STATED TASK: Extract all lines that hold the string "text".

RAW RECORDS:
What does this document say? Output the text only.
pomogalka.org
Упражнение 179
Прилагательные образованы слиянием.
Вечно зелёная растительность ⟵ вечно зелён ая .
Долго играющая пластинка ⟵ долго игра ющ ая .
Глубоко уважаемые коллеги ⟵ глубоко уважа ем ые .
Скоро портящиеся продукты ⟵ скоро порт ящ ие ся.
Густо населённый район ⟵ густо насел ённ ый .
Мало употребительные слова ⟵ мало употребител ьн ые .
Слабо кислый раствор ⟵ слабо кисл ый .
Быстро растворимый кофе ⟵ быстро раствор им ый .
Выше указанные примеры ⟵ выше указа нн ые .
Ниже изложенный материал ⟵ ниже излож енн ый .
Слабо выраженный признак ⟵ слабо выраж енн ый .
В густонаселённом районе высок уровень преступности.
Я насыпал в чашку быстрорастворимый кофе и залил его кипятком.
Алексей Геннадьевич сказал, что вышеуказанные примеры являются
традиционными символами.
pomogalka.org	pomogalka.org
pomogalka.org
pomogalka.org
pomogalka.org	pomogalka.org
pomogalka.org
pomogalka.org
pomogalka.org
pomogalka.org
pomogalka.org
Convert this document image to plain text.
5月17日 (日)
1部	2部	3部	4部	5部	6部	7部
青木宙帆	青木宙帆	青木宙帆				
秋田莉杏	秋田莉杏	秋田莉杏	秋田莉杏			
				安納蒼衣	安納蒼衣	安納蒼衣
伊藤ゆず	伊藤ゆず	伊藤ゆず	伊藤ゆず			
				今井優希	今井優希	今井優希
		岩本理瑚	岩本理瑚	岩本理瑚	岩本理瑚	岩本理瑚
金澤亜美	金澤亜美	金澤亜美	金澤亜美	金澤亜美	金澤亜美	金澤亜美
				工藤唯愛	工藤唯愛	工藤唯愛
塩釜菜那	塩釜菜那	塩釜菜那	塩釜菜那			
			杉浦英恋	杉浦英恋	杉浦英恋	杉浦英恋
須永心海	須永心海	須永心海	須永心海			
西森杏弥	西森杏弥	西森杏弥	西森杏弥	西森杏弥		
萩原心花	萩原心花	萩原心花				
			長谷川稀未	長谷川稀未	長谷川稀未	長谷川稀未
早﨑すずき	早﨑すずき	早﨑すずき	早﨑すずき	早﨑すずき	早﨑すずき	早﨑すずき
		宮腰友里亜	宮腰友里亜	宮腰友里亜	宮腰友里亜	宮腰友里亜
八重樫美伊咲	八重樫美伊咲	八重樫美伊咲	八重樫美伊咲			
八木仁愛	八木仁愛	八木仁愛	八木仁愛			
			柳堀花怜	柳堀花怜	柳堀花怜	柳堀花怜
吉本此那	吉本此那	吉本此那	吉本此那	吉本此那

THE RESULT:
What does this document say? Output the text only.
Convert this document image to plain text.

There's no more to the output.